Directions for this task: Show each line of the data below that has the string "JSON" in it.

Records for this exercise:
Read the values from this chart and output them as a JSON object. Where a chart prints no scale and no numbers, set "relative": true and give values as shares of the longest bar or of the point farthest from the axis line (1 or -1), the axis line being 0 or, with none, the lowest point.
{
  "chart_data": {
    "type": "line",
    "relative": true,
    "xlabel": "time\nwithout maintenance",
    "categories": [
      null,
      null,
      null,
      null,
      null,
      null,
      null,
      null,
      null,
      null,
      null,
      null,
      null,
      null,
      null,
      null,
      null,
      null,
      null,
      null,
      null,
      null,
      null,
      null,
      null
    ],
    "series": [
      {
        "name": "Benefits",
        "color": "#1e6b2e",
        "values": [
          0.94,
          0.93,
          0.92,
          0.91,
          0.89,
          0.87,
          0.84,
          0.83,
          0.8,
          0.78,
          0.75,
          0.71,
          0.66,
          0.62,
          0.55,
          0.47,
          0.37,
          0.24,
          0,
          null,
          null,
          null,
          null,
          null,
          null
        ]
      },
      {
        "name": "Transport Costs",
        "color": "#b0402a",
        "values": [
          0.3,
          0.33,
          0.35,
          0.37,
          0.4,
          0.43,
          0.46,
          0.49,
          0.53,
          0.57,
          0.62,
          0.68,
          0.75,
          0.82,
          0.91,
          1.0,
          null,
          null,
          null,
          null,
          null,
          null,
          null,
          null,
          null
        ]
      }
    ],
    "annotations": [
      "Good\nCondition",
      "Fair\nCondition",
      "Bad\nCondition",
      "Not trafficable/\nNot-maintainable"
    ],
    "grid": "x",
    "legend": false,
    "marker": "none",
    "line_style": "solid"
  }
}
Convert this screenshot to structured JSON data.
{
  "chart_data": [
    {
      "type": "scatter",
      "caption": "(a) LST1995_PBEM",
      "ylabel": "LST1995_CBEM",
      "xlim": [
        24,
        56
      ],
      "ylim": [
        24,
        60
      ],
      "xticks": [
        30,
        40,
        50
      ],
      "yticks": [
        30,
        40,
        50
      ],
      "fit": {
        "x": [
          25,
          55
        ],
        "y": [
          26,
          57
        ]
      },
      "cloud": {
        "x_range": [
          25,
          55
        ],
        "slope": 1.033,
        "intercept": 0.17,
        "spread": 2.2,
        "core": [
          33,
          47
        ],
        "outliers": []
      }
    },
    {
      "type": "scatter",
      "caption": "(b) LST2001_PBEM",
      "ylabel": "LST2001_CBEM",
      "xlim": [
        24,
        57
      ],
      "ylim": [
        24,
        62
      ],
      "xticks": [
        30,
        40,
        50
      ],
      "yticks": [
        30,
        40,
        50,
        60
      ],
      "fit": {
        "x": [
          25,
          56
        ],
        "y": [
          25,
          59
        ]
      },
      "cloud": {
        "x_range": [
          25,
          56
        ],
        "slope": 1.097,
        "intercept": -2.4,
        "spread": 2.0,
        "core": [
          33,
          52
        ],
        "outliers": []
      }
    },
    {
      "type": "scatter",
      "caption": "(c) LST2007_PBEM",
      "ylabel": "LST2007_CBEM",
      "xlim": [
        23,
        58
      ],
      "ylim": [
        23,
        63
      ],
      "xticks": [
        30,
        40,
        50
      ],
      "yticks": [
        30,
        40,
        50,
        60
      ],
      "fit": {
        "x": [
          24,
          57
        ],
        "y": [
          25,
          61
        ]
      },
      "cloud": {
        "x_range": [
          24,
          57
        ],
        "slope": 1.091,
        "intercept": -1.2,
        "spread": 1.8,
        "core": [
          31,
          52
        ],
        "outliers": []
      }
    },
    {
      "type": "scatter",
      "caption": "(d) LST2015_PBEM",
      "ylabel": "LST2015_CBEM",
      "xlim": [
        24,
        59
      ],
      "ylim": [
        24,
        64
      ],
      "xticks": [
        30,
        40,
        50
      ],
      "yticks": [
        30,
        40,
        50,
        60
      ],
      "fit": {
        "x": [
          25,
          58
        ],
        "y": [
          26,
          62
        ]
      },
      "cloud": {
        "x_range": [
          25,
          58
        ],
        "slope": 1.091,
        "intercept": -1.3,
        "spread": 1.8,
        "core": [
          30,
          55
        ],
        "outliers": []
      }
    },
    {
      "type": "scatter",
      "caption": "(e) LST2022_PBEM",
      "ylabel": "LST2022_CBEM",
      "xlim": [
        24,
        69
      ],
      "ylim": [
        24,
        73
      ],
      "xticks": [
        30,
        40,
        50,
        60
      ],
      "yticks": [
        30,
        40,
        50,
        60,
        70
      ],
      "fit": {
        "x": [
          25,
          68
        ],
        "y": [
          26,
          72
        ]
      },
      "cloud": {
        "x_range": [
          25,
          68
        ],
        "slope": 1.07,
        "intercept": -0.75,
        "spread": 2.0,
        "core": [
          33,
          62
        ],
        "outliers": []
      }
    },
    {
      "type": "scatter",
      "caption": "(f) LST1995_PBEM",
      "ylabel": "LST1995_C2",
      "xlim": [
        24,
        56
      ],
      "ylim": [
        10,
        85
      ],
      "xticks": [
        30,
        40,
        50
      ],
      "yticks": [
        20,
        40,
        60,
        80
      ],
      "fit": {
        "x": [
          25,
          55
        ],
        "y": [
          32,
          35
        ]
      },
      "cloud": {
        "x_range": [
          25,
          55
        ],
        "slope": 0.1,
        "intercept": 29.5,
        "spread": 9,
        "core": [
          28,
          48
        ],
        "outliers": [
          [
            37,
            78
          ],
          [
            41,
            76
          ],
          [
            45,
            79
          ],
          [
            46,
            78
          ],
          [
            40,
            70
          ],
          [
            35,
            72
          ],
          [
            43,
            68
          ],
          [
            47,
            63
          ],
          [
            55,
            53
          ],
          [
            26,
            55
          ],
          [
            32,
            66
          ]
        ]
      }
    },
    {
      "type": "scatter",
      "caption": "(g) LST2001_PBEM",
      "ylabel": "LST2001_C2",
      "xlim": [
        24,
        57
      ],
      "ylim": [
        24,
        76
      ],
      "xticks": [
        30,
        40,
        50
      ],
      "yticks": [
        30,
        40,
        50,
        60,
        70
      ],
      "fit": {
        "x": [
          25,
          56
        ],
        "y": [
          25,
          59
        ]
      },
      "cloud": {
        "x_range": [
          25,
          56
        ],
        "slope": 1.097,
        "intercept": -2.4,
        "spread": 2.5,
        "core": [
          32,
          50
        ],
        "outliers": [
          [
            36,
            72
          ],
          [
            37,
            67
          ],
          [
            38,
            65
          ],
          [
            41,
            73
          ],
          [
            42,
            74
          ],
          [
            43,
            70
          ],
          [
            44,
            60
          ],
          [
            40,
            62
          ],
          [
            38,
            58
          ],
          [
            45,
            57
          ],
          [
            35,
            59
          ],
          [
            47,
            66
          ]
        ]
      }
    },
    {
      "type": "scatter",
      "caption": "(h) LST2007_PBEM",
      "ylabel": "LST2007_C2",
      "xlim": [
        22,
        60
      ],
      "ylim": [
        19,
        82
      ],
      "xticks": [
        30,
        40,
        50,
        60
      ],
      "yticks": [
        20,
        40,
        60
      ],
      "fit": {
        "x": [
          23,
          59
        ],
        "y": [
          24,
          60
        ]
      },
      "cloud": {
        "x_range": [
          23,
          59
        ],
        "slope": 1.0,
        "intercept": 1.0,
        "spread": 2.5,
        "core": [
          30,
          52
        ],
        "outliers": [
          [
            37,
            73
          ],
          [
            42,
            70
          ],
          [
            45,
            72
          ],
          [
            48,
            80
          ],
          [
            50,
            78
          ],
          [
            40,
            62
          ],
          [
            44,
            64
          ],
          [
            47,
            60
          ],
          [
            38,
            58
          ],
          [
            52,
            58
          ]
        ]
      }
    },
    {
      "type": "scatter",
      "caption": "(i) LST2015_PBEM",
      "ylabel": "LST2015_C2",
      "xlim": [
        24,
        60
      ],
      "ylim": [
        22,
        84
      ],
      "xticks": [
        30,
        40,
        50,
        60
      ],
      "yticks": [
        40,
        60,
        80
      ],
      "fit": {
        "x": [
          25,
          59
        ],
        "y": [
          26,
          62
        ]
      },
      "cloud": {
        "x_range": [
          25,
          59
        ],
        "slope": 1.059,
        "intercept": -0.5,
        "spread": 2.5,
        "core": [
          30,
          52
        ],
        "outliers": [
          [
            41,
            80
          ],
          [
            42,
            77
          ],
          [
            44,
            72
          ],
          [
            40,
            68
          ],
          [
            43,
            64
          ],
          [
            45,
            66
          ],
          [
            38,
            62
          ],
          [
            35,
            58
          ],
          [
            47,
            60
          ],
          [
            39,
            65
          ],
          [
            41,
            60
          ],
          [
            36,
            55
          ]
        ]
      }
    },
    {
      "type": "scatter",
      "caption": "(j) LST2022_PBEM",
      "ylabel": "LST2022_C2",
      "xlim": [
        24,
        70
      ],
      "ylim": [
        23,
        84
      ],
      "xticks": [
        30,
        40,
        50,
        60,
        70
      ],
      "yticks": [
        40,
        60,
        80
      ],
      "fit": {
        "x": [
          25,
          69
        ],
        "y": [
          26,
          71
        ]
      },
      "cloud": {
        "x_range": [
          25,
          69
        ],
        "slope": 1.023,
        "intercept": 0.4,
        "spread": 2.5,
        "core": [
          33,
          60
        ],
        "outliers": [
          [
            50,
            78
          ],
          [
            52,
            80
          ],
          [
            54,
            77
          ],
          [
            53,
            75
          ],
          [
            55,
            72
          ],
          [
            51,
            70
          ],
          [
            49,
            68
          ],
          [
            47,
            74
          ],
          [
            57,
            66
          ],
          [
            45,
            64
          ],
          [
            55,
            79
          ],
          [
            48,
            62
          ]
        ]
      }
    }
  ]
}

The result:
Read the values from this chart and output them as a JSON object. Where a chart prints no scale and no numbers, set "relative": true and give values as shares of the longest bar or of the point farthest from the axis line (1 or -1), the axis line being 0 or, with none, the lowest point.
Convert this screenshot to structured JSON data.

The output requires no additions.